== THE RECORDS

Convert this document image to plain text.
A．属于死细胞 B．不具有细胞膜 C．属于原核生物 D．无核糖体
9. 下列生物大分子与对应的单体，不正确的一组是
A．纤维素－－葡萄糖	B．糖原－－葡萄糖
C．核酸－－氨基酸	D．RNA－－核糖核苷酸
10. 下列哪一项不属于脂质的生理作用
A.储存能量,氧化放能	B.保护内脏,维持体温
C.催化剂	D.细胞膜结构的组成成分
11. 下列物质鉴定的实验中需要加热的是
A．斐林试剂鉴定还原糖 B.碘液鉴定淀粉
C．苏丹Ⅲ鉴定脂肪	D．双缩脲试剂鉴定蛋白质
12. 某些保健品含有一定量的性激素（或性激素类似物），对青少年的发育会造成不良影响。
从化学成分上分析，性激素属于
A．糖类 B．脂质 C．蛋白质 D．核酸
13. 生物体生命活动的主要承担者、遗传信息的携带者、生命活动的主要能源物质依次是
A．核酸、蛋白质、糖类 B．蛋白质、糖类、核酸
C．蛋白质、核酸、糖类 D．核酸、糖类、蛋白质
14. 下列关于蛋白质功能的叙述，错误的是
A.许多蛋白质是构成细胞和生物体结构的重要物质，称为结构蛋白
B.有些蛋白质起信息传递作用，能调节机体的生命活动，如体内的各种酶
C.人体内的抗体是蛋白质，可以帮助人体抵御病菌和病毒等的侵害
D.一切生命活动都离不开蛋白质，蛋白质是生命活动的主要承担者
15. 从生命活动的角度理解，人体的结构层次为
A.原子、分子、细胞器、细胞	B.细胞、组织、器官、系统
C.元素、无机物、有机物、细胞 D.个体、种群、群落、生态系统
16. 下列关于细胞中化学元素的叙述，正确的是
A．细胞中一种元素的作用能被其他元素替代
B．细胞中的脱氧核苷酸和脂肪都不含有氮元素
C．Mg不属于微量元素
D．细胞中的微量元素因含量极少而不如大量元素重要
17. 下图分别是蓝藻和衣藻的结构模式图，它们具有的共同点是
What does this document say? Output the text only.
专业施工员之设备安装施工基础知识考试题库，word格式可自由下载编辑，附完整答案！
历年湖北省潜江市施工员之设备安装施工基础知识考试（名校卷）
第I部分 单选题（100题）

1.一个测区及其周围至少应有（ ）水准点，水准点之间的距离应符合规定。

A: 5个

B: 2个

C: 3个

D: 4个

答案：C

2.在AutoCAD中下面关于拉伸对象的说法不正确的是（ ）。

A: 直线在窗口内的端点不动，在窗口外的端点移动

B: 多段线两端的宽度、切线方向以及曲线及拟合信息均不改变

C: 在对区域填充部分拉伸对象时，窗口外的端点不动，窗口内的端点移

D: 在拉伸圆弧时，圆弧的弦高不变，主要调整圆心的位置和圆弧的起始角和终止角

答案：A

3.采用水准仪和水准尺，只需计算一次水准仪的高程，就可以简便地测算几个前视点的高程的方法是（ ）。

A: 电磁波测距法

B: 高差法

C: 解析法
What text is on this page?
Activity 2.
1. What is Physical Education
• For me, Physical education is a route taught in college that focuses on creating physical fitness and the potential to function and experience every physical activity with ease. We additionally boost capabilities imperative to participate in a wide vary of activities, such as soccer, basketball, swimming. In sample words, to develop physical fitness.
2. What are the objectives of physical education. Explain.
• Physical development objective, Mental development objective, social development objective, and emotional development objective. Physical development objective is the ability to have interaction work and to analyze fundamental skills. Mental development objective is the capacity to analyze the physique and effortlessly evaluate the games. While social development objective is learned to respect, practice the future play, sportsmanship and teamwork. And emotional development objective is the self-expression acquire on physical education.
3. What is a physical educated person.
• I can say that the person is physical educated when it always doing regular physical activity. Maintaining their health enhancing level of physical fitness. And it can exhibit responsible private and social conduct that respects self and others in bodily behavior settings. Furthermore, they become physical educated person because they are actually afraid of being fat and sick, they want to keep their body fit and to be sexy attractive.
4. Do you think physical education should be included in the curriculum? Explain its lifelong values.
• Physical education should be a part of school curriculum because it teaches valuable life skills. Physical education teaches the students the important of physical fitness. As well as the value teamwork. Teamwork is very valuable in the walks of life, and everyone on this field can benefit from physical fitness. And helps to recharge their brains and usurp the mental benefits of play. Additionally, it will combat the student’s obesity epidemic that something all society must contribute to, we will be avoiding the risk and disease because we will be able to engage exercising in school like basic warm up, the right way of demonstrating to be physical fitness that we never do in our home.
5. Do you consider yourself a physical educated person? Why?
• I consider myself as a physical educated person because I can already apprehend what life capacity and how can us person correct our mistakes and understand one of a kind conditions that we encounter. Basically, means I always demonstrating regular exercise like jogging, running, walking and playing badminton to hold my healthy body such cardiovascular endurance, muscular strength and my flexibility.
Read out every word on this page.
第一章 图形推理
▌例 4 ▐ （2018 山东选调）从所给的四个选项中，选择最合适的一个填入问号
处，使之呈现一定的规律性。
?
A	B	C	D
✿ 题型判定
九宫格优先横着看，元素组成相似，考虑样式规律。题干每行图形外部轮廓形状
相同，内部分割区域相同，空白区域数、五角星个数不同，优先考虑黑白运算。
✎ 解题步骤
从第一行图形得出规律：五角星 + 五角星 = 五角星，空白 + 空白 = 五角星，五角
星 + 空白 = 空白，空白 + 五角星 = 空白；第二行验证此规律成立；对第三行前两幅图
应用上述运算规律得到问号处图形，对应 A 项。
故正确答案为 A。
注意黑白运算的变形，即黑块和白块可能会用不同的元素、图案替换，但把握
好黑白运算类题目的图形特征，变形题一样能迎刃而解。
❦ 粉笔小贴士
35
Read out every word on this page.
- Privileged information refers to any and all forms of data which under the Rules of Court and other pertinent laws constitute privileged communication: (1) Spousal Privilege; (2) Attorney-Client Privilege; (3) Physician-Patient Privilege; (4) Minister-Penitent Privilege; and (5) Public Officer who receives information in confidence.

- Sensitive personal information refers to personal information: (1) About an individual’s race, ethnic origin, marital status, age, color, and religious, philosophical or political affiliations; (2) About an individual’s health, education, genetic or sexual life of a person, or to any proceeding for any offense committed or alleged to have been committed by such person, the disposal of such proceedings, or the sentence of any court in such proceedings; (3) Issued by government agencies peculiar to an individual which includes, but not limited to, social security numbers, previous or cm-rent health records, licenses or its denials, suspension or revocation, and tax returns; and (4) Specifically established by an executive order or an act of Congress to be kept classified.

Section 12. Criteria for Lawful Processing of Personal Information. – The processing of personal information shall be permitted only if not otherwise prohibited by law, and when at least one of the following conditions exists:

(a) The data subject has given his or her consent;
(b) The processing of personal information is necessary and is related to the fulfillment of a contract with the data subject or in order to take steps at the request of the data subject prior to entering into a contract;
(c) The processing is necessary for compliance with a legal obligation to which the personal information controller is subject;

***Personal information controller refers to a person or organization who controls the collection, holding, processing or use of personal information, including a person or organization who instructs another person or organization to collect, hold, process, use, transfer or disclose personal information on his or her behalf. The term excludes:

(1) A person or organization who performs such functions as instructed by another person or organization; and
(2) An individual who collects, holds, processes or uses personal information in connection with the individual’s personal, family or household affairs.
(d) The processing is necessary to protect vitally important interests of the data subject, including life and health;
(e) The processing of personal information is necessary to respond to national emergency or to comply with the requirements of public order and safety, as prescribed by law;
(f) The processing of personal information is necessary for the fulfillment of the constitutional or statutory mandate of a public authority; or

====

▶ AIM: In the listing, find all lines with the string "consider" and copy them.

▶ TASK OUTPUT:
5. Do you consider yourself a physical educated person? Why?
• I consider myself as a physical educated person because I can already apprehend what life capacity and how can us person correct our mistakes and understand one of a kind conditions that we encounter. Basically, means I always demonstrating regular exercise like jogging, running, walking and playing badminton to hold my healthy body such cardiovascular endurance, muscular strength and my flexibility.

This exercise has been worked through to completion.